Directions —
Write the listing below out again exactly, dropping the images.

***

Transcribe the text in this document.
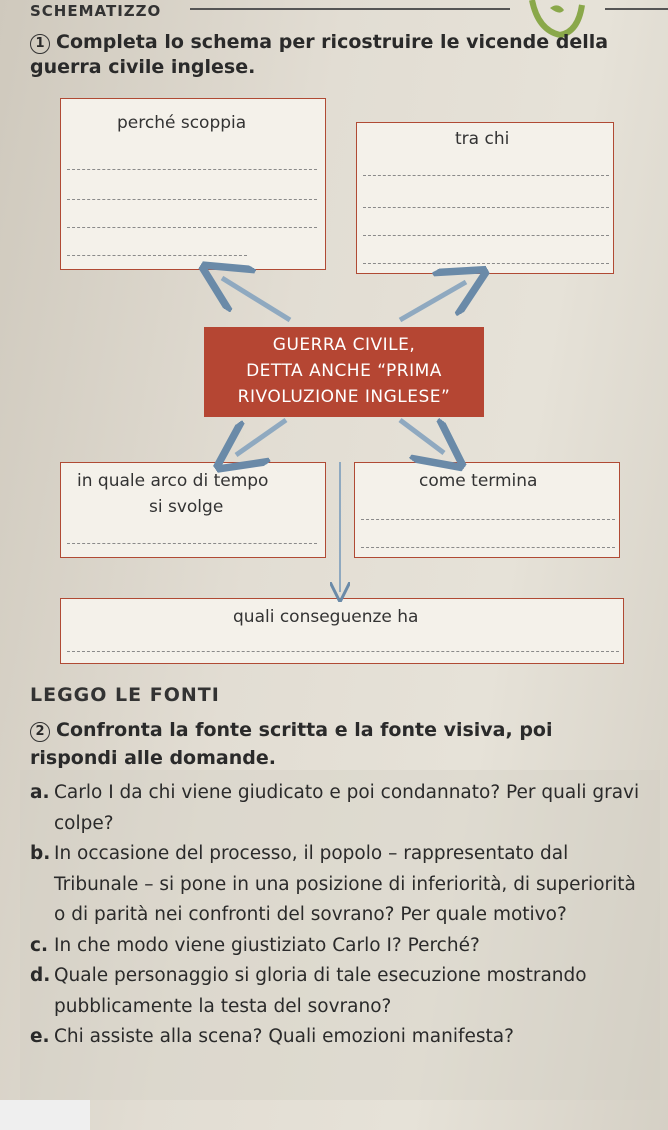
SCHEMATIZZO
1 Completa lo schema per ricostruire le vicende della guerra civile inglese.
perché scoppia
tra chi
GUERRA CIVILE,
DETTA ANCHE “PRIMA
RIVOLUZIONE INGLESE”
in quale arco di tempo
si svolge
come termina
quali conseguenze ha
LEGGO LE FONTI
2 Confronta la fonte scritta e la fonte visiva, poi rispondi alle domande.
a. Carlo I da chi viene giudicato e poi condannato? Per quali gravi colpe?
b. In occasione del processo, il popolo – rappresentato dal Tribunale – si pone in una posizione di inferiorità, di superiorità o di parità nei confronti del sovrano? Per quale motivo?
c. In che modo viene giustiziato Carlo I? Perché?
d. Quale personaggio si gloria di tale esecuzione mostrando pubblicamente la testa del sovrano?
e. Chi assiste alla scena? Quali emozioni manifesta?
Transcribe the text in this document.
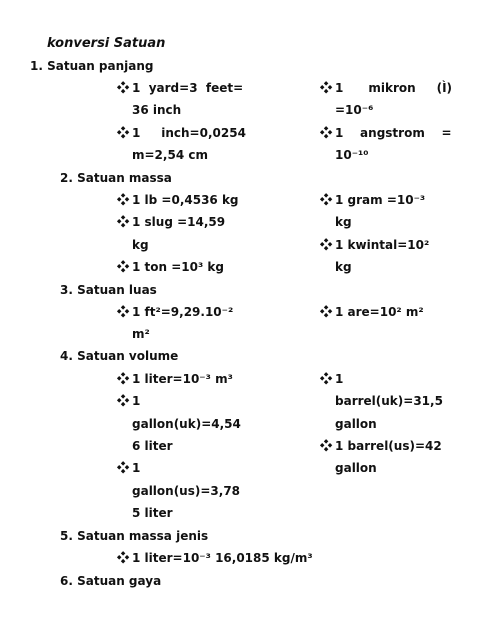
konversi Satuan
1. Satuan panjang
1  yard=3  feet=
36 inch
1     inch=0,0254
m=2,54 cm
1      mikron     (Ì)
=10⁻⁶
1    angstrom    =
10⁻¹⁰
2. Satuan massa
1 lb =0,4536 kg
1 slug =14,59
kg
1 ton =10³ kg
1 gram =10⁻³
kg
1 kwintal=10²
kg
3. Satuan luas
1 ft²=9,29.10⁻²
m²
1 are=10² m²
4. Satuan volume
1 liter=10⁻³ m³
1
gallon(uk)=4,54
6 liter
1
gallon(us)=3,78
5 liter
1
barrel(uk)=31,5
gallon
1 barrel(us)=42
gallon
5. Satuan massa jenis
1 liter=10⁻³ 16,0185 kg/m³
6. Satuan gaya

***

Answer in full —
Transcribe the text in this document.
SCHEMATIZZO
1 Completa lo schema per ricostruire le vicende della guerra civile inglese.
perché scoppia
tra chi
GUERRA CIVILE,
DETTA ANCHE “PRIMA
RIVOLUZIONE INGLESE”
in quale arco di tempo
si svolge
come termina
quali conseguenze ha
LEGGO LE FONTI
2 Confronta la fonte scritta e la fonte visiva, poi rispondi alle domande.
a. Carlo I da chi viene giudicato e poi condannato? Per quali gravi colpe?
b. In occasione del processo, il popolo – rappresentato dal Tribunale – si pone in una posizione di inferiorità, di superiorità o di parità nei confronti del sovrano? Per quale motivo?
c. In che modo viene giustiziato Carlo I? Perché?
d. Quale personaggio si gloria di tale esecuzione mostrando pubblicamente la testa del sovrano?
e. Chi assiste alla scena? Quali emozioni manifesta?
Transcribe the text in this document.
konversi Satuan
1. Satuan panjang
1  yard=3  feet=
36 inch
1     inch=0,0254
m=2,54 cm
1      mikron     (Ì)
=10⁻⁶
1    angstrom    =
10⁻¹⁰
2. Satuan massa
1 lb =0,4536 kg
1 slug =14,59
kg
1 ton =10³ kg
1 gram =10⁻³
kg
1 kwintal=10²
kg
3. Satuan luas
1 ft²=9,29.10⁻²
m²
1 are=10² m²
4. Satuan volume
1 liter=10⁻³ m³
1
gallon(uk)=4,54
6 liter
1
gallon(us)=3,78
5 liter
1
barrel(uk)=31,5
gallon
1 barrel(us)=42
gallon
5. Satuan massa jenis
1 liter=10⁻³ 16,0185 kg/m³
6. Satuan gaya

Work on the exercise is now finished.